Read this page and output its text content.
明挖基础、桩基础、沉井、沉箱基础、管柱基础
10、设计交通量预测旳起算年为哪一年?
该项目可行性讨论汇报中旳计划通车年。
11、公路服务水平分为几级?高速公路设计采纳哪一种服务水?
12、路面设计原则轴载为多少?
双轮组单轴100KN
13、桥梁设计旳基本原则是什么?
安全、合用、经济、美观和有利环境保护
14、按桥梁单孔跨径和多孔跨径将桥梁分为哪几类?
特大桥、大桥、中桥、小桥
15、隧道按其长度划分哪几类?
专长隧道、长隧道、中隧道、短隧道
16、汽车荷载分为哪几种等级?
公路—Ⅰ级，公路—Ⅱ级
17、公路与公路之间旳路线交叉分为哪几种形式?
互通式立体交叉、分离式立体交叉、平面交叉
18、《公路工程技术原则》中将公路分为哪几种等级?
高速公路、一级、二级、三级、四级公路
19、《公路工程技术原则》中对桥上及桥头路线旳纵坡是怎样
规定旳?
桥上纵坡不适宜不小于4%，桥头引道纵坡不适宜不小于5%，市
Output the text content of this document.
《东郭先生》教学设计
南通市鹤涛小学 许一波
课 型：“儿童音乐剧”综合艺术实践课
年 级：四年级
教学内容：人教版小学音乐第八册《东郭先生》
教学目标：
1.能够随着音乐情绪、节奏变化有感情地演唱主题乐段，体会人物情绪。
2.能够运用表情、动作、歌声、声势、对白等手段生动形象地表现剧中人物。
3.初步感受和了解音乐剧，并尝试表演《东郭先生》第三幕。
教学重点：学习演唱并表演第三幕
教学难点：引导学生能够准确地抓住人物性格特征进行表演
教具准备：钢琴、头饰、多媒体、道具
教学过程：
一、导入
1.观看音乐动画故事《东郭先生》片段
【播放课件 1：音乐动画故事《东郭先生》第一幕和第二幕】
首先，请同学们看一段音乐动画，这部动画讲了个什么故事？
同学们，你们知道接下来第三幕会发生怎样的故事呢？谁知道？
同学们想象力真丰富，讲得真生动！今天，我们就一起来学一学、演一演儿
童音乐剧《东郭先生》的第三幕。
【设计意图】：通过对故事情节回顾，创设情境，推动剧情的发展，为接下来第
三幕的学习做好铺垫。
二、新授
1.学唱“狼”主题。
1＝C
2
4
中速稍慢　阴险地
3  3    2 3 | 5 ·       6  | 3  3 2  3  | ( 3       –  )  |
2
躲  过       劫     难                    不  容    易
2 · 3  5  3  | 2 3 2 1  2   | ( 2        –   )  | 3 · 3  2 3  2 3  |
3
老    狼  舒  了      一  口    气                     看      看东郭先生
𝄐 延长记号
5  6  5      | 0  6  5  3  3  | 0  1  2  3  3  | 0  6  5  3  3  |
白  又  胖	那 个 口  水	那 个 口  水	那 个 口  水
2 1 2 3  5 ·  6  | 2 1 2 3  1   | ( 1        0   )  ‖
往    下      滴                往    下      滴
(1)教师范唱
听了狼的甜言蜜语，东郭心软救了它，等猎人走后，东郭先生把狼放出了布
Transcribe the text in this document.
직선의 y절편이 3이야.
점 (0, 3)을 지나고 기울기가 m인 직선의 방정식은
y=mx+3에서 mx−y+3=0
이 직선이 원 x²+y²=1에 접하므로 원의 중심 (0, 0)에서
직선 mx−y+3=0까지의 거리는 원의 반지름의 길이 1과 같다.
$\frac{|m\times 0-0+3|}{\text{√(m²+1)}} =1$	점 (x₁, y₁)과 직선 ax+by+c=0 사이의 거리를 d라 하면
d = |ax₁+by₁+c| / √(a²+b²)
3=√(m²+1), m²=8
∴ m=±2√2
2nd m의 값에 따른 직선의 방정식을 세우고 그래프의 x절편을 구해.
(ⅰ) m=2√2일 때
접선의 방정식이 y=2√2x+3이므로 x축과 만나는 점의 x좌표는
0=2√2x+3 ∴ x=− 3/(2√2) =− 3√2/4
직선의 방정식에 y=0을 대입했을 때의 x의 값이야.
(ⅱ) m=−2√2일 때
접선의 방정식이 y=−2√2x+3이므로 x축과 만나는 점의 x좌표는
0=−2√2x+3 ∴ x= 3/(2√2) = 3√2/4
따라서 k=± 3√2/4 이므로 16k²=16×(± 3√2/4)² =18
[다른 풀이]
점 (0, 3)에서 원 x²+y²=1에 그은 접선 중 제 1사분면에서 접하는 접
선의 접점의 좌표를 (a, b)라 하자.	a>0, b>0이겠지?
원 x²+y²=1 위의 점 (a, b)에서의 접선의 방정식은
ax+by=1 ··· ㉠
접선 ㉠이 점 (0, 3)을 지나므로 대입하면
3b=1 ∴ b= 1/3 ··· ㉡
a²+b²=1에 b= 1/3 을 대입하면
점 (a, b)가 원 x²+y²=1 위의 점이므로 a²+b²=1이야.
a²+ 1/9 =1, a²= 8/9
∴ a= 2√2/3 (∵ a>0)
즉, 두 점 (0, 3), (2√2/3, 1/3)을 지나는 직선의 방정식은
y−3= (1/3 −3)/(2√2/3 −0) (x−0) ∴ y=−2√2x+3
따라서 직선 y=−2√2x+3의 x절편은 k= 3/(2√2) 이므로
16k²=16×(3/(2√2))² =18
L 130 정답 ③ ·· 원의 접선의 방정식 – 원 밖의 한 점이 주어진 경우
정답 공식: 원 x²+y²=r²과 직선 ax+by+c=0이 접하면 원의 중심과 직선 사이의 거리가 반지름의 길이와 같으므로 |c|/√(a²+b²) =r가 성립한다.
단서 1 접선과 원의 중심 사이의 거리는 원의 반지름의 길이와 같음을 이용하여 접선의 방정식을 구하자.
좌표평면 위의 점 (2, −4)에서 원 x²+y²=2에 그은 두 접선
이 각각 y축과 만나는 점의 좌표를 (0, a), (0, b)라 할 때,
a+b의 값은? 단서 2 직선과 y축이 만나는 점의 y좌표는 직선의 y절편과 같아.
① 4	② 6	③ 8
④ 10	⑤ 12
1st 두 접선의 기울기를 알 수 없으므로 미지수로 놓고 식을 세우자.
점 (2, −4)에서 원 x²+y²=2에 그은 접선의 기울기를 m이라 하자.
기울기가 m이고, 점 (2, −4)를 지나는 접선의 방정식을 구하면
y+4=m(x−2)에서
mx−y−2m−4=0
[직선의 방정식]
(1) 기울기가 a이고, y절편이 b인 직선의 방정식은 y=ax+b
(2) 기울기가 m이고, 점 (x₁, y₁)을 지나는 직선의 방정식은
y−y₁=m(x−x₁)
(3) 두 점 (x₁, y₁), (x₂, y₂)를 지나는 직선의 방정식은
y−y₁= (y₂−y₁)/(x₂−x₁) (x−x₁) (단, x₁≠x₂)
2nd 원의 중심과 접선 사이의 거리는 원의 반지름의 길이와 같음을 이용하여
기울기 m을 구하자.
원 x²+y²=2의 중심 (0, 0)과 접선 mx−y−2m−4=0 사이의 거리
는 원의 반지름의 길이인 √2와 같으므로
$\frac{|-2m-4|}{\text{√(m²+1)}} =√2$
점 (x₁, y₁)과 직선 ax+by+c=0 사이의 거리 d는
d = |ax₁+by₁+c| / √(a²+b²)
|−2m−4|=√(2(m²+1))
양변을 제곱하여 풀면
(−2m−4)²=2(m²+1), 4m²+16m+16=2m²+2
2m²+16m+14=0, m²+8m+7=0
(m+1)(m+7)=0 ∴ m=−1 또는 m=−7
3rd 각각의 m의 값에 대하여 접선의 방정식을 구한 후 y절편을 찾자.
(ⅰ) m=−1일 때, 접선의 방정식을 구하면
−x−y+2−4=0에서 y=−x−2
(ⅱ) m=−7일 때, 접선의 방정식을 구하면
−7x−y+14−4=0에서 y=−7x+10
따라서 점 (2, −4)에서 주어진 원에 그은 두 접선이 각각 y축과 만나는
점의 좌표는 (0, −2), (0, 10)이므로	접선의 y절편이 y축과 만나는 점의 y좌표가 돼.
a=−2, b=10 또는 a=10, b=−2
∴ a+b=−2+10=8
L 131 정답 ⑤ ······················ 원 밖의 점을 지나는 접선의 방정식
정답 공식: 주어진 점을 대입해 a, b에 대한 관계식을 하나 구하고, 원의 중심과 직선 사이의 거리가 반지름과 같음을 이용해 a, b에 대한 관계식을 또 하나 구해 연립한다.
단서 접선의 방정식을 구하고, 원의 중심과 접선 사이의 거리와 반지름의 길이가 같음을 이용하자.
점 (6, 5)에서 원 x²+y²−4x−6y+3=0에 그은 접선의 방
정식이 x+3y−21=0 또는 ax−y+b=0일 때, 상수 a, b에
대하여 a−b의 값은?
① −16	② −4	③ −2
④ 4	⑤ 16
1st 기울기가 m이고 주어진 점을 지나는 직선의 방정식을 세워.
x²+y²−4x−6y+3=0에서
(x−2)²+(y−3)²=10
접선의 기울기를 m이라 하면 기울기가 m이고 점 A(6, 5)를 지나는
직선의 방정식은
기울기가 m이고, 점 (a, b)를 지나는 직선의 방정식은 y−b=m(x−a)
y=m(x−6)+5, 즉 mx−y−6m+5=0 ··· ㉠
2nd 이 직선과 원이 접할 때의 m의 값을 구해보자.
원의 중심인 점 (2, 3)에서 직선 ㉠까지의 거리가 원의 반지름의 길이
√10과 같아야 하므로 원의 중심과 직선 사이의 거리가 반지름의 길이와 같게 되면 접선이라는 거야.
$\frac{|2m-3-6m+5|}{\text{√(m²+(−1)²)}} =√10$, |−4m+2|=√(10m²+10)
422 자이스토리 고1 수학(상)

§

In the listing, find all lines with the string "frac" and copy them.

$\frac{|m\times 0-0+3|}{\text{√(m²+1)}} =1$	점 (x₁, y₁)과 직선 ax+by+c=0 사이의 거리를 d라 하면
$\frac{|-2m-4|}{\text{√(m²+1)}} =√2$
$\frac{|2m-3-6m+5|}{\text{√(m²+(−1)²)}} =√10$, |−4m+2|=√(10m²+10)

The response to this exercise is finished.